(Task objective):
Go through the records underneath and write each one out again exactly.

* start *

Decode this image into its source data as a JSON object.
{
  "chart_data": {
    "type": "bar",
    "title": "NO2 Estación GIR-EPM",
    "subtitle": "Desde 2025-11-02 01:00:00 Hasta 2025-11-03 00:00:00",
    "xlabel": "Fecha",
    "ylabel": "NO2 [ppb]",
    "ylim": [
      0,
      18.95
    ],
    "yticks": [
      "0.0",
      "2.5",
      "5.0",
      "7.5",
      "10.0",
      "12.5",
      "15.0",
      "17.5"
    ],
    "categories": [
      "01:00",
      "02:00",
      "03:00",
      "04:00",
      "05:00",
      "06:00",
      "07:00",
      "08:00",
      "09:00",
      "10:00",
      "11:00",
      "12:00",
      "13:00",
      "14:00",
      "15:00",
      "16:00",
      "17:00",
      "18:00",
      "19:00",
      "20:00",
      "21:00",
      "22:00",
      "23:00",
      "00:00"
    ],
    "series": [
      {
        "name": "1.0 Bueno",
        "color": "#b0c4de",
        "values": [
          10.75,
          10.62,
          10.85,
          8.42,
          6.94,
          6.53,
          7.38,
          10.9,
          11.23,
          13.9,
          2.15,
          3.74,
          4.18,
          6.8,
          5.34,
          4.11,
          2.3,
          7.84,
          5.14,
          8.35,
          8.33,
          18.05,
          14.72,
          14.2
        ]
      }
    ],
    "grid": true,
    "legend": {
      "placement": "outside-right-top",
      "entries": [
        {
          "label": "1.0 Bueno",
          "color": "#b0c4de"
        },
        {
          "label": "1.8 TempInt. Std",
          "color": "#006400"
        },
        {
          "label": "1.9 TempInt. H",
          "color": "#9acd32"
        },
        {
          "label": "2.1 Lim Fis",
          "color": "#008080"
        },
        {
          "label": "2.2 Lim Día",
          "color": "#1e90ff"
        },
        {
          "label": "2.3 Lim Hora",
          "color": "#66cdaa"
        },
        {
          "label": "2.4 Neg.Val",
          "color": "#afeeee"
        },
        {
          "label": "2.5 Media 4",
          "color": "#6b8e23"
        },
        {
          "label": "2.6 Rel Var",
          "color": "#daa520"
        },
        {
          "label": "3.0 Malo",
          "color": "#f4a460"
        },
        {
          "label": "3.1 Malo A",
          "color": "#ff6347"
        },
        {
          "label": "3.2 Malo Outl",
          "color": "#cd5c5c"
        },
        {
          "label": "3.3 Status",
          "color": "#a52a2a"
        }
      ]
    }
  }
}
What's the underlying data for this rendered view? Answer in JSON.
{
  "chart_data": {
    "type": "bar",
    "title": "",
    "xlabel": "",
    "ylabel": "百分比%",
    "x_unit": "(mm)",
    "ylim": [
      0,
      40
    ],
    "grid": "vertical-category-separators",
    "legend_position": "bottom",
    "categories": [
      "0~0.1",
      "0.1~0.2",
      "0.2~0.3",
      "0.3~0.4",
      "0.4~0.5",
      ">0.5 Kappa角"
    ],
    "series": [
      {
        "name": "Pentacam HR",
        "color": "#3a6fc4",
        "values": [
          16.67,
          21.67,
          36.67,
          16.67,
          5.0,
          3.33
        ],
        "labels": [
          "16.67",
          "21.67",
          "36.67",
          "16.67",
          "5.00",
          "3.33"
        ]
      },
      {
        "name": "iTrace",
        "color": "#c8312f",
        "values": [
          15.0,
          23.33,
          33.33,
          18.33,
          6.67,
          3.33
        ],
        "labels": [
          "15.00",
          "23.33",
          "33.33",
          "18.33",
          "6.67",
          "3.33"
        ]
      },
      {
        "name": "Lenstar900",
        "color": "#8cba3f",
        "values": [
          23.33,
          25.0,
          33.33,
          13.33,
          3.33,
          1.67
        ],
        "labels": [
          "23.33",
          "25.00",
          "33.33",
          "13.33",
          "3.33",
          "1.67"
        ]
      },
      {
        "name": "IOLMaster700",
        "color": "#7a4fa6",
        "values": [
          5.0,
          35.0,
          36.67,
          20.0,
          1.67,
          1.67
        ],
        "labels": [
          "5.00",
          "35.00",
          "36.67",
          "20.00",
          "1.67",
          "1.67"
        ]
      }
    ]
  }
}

* end *

(Response to the task):
Decode this image into its source data as a JSON object.
{
  "chart_data": {
    "type": "bar",
    "title": "NO2 Estación GIR-EPM",
    "subtitle": "Desde 2025-11-02 01:00:00 Hasta 2025-11-03 00:00:00",
    "xlabel": "Fecha",
    "ylabel": "NO2 [ppb]",
    "ylim": [
      0,
      18.95
    ],
    "yticks": [
      "0.0",
      "2.5",
      "5.0",
      "7.5",
      "10.0",
      "12.5",
      "15.0",
      "17.5"
    ],
    "categories": [
      "01:00",
      "02:00",
      "03:00",
      "04:00",
      "05:00",
      "06:00",
      "07:00",
      "08:00",
      "09:00",
      "10:00",
      "11:00",
      "12:00",
      "13:00",
      "14:00",
      "15:00",
      "16:00",
      "17:00",
      "18:00",
      "19:00",
      "20:00",
      "21:00",
      "22:00",
      "23:00",
      "00:00"
    ],
    "series": [
      {
        "name": "1.0 Bueno",
        "color": "#b0c4de",
        "values": [
          10.75,
          10.62,
          10.85,
          8.42,
          6.94,
          6.53,
          7.38,
          10.9,
          11.23,
          13.9,
          2.15,
          3.74,
          4.18,
          6.8,
          5.34,
          4.11,
          2.3,
          7.84,
          5.14,
          8.35,
          8.33,
          18.05,
          14.72,
          14.2
        ]
      }
    ],
    "grid": true,
    "legend": {
      "placement": "outside-right-top",
      "entries": [
        {
          "label": "1.0 Bueno",
          "color": "#b0c4de"
        },
        {
          "label": "1.8 TempInt. Std",
          "color": "#006400"
        },
        {
          "label": "1.9 TempInt. H",
          "color": "#9acd32"
        },
        {
          "label": "2.1 Lim Fis",
          "color": "#008080"
        },
        {
          "label": "2.2 Lim Día",
          "color": "#1e90ff"
        },
        {
          "label": "2.3 Lim Hora",
          "color": "#66cdaa"
        },
        {
          "label": "2.4 Neg.Val",
          "color": "#afeeee"
        },
        {
          "label": "2.5 Media 4",
          "color": "#6b8e23"
        },
        {
          "label": "2.6 Rel Var",
          "color": "#daa520"
        },
        {
          "label": "3.0 Malo",
          "color": "#f4a460"
        },
        {
          "label": "3.1 Malo A",
          "color": "#ff6347"
        },
        {
          "label": "3.2 Malo Outl",
          "color": "#cd5c5c"
        },
        {
          "label": "3.3 Status",
          "color": "#a52a2a"
        }
      ]
    }
  }
}
What's the underlying data for this rendered view? Answer in JSON.
{
  "chart_data": {
    "type": "bar",
    "title": "",
    "xlabel": "",
    "ylabel": "百分比%",
    "x_unit": "(mm)",
    "ylim": [
      0,
      40
    ],
    "grid": "vertical-category-separators",
    "legend_position": "bottom",
    "categories": [
      "0~0.1",
      "0.1~0.2",
      "0.2~0.3",
      "0.3~0.4",
      "0.4~0.5",
      ">0.5 Kappa角"
    ],
    "series": [
      {
        "name": "Pentacam HR",
        "color": "#3a6fc4",
        "values": [
          16.67,
          21.67,
          36.67,
          16.67,
          5.0,
          3.33
        ],
        "labels": [
          "16.67",
          "21.67",
          "36.67",
          "16.67",
          "5.00",
          "3.33"
        ]
      },
      {
        "name": "iTrace",
        "color": "#c8312f",
        "values": [
          15.0,
          23.33,
          33.33,
          18.33,
          6.67,
          3.33
        ],
        "labels": [
          "15.00",
          "23.33",
          "33.33",
          "18.33",
          "6.67",
          "3.33"
        ]
      },
      {
        "name": "Lenstar900",
        "color": "#8cba3f",
        "values": [
          23.33,
          25.0,
          33.33,
          13.33,
          3.33,
          1.67
        ],
        "labels": [
          "23.33",
          "25.00",
          "33.33",
          "13.33",
          "3.33",
          "1.67"
        ]
      },
      {
        "name": "IOLMaster700",
        "color": "#7a4fa6",
        "values": [
          5.0,
          35.0,
          36.67,
          20.0,
          1.67,
          1.67
        ],
        "labels": [
          "5.00",
          "35.00",
          "36.67",
          "20.00",
          "1.67",
          "1.67"
        ]
      }
    ]
  }
}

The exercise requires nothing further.